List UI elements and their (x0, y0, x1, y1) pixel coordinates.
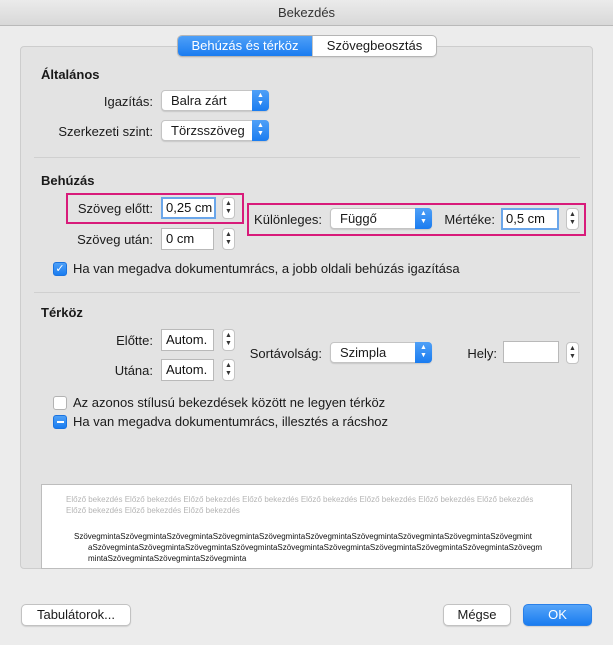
by-label: Mértéke: (444, 212, 495, 227)
snap-to-grid-checkbox[interactable] (53, 415, 67, 429)
tab-indents-spacing[interactable]: Behúzás és térköz (178, 36, 312, 56)
ok-button[interactable]: OK (523, 604, 592, 626)
alignment-value: Balra zárt (171, 93, 227, 108)
by-stepper[interactable]: ▲ ▼ (566, 208, 579, 230)
by-field[interactable]: 0,5 cm (501, 208, 559, 230)
paragraph-preview: Előző bekezdés Előző bekezdés Előző beke… (41, 484, 572, 569)
grid-right-indent-label: Ha van megadva dokumentumrács, a jobb ol… (73, 261, 460, 276)
tab-line-page-breaks[interactable]: Szövegbeosztás (312, 36, 436, 56)
outline-level-label: Szerkezeti szint: (58, 124, 153, 139)
general-heading: Általános (41, 67, 100, 82)
alignment-popup[interactable]: Balra zárt ▲ ▼ (161, 90, 269, 111)
preview-sample-line: mintaSzövegmintaSzövegmintaSzövegminta (88, 554, 247, 563)
special-popup[interactable]: Függő ▲ ▼ (330, 208, 432, 229)
line-spacing-value: Szimpla (340, 345, 387, 360)
updown-chevron-icon: ▲ ▼ (415, 208, 432, 229)
no-space-same-style-label: Az azonos stílusú bekezdések között ne l… (73, 395, 386, 410)
space-after-label: Utána: (114, 363, 153, 378)
divider (34, 157, 580, 158)
indent-after-label: Szöveg után: (77, 232, 153, 247)
indent-before-stepper[interactable]: ▲ ▼ (222, 197, 235, 219)
space-before-stepper[interactable]: ▲ ▼ (222, 329, 235, 351)
indentation-heading: Behúzás (41, 173, 95, 188)
updown-chevron-icon: ▲ ▼ (252, 120, 269, 141)
window-title: Bekezdés (0, 0, 613, 26)
at-field[interactable] (503, 341, 559, 363)
space-before-label: Előtte: (116, 333, 153, 348)
at-label: Hely: (467, 346, 497, 361)
grid-right-indent-checkbox[interactable]: ✓ (53, 262, 67, 276)
indent-after-field[interactable]: 0 cm (161, 228, 214, 250)
mixed-dash-icon (57, 421, 64, 423)
tabs-button[interactable]: Tabulátorok... (21, 604, 131, 626)
space-after-stepper[interactable]: ▲ ▼ (222, 359, 235, 381)
line-spacing-popup[interactable]: Szimpla ▲ ▼ (330, 342, 432, 363)
preview-previous-line: Előző bekezdés Előző bekezdés Előző beke… (66, 506, 240, 515)
cancel-button[interactable]: Mégse (443, 604, 511, 626)
tab-bar: Behúzás és térköz Szövegbeosztás (177, 35, 437, 57)
divider (34, 292, 580, 293)
no-space-same-style-checkbox[interactable] (53, 396, 67, 410)
snap-to-grid-label: Ha van megadva dokumentumrács, illesztés… (73, 414, 389, 429)
outline-level-value: Törzsszöveg (171, 123, 245, 138)
preview-previous-line: Előző bekezdés Előző bekezdés Előző beke… (66, 495, 534, 504)
space-after-field[interactable]: Autom. (161, 359, 214, 381)
alignment-label: Igazítás: (103, 94, 153, 109)
updown-chevron-icon: ▲ ▼ (415, 342, 432, 363)
space-before-field[interactable]: Autom. (161, 329, 214, 351)
updown-chevron-icon: ▲ ▼ (252, 90, 269, 111)
preview-sample-line: SzövegmintaSzövegmintaSzövegmintaSzövegm… (74, 532, 533, 541)
indent-before-field[interactable]: 0,25 cm (161, 197, 216, 219)
line-spacing-label: Sortávolság: (249, 346, 322, 361)
indent-before-label: Szöveg előtt: (77, 201, 153, 216)
preview-sample-line: aSzövegmintaSzövegmintaSzövegmintaSzöveg… (88, 543, 543, 552)
special-value: Függő (340, 211, 377, 226)
spacing-heading: Térköz (41, 305, 83, 320)
outline-level-popup[interactable]: Törzsszöveg ▲ ▼ (161, 120, 269, 141)
special-label: Különleges: (254, 212, 322, 227)
at-stepper[interactable]: ▲ ▼ (566, 342, 579, 364)
indent-after-stepper[interactable]: ▲ ▼ (222, 228, 235, 250)
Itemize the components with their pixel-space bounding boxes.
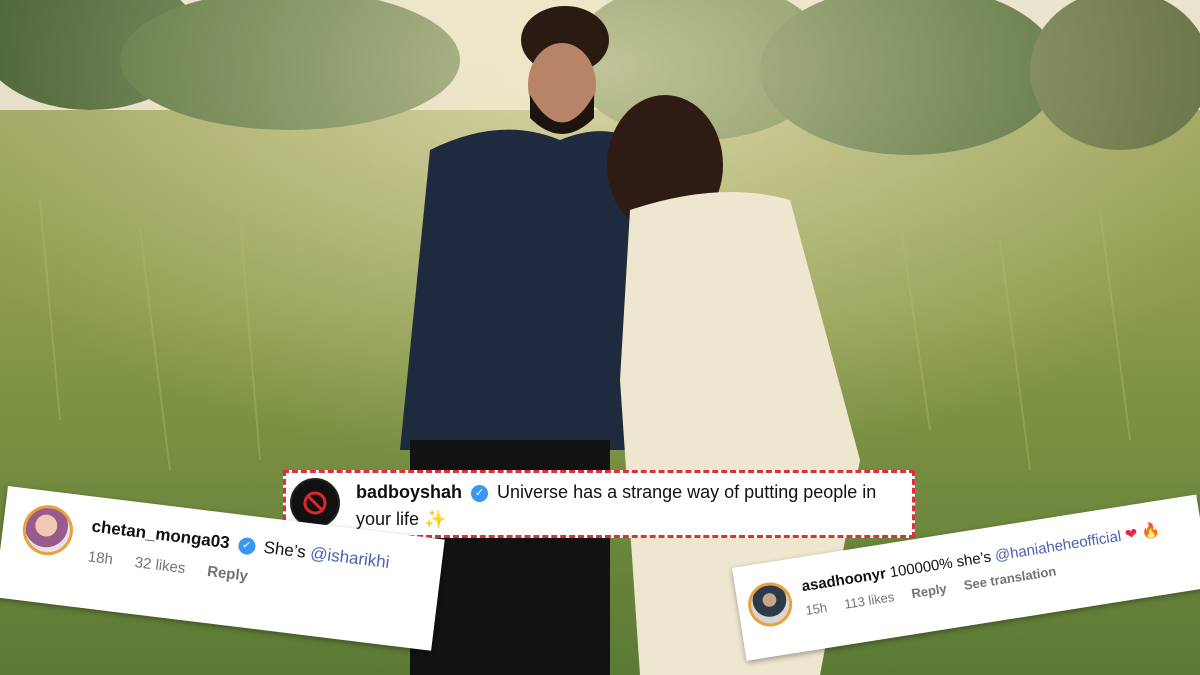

......

* WHAT YOU WILL DO
Pull every line from the records above, unchanged, and leave the pictures out.

* CORRECT RESPONSE
List UI elements and their (x0, y0, x1, y1) pixel coordinates.
by-label: Mértéke: (444, 212, 495, 227)
snap-to-grid-checkbox[interactable] (53, 415, 67, 429)
tab-indents-spacing[interactable]: Behúzás és térköz (178, 36, 312, 56)
ok-button[interactable]: OK (523, 604, 592, 626)
alignment-value: Balra zárt (171, 93, 227, 108)
by-stepper[interactable]: ▲ ▼ (566, 208, 579, 230)
by-field[interactable]: 0,5 cm (501, 208, 559, 230)
paragraph-preview: Előző bekezdés Előző bekezdés Előző beke… (41, 484, 572, 569)
grid-right-indent-label: Ha van megadva dokumentumrács, a jobb ol… (73, 261, 460, 276)
tab-line-page-breaks[interactable]: Szövegbeosztás (312, 36, 436, 56)
outline-level-label: Szerkezeti szint: (58, 124, 153, 139)
general-heading: Általános (41, 67, 100, 82)
alignment-popup[interactable]: Balra zárt ▲ ▼ (161, 90, 269, 111)
preview-sample-line: mintaSzövegmintaSzövegmintaSzövegminta (88, 554, 247, 563)
special-popup[interactable]: Függő ▲ ▼ (330, 208, 432, 229)
line-spacing-value: Szimpla (340, 345, 387, 360)
updown-chevron-icon: ▲ ▼ (415, 208, 432, 229)
no-space-same-style-label: Az azonos stílusú bekezdések között ne l… (73, 395, 386, 410)
space-after-label: Utána: (114, 363, 153, 378)
divider (34, 157, 580, 158)
indent-after-label: Szöveg után: (77, 232, 153, 247)
indent-before-stepper[interactable]: ▲ ▼ (222, 197, 235, 219)
space-before-stepper[interactable]: ▲ ▼ (222, 329, 235, 351)
indentation-heading: Behúzás (41, 173, 95, 188)
updown-chevron-icon: ▲ ▼ (252, 120, 269, 141)
window-title: Bekezdés (0, 0, 613, 26)
at-field[interactable] (503, 341, 559, 363)
space-before-label: Előtte: (116, 333, 153, 348)
at-label: Hely: (467, 346, 497, 361)
grid-right-indent-checkbox[interactable]: ✓ (53, 262, 67, 276)
indent-after-field[interactable]: 0 cm (161, 228, 214, 250)
mixed-dash-icon (57, 421, 64, 423)
tabs-button[interactable]: Tabulátorok... (21, 604, 131, 626)
space-after-stepper[interactable]: ▲ ▼ (222, 359, 235, 381)
line-spacing-popup[interactable]: Szimpla ▲ ▼ (330, 342, 432, 363)
preview-previous-line: Előző bekezdés Előző bekezdés Előző beke… (66, 506, 240, 515)
cancel-button[interactable]: Mégse (443, 604, 511, 626)
tab-bar: Behúzás és térköz Szövegbeosztás (177, 35, 437, 57)
divider (34, 292, 580, 293)
no-space-same-style-checkbox[interactable] (53, 396, 67, 410)
snap-to-grid-label: Ha van megadva dokumentumrács, illesztés… (73, 414, 389, 429)
outline-level-value: Törzsszöveg (171, 123, 245, 138)
preview-previous-line: Előző bekezdés Előző bekezdés Előző beke… (66, 495, 534, 504)
space-after-field[interactable]: Autom. (161, 359, 214, 381)
alignment-label: Igazítás: (103, 94, 153, 109)
updown-chevron-icon: ▲ ▼ (415, 342, 432, 363)
space-before-field[interactable]: Autom. (161, 329, 214, 351)
updown-chevron-icon: ▲ ▼ (252, 90, 269, 111)
preview-sample-line: SzövegmintaSzövegmintaSzövegmintaSzövegm… (74, 532, 533, 541)
indent-before-field[interactable]: 0,25 cm (161, 197, 216, 219)
line-spacing-label: Sortávolság: (249, 346, 322, 361)
indent-before-label: Szöveg előtt: (77, 201, 153, 216)
preview-sample-line: aSzövegmintaSzövegmintaSzövegmintaSzöveg… (88, 543, 543, 552)
special-value: Függő (340, 211, 377, 226)
spacing-heading: Térköz (41, 305, 83, 320)
outline-level-popup[interactable]: Törzsszöveg ▲ ▼ (161, 120, 269, 141)
special-label: Különleges: (254, 212, 322, 227)
at-stepper[interactable]: ▲ ▼ (566, 342, 579, 364)
indent-after-stepper[interactable]: ▲ ▼ (222, 228, 235, 250)
Itemize the components with their pixel-space bounding boxes.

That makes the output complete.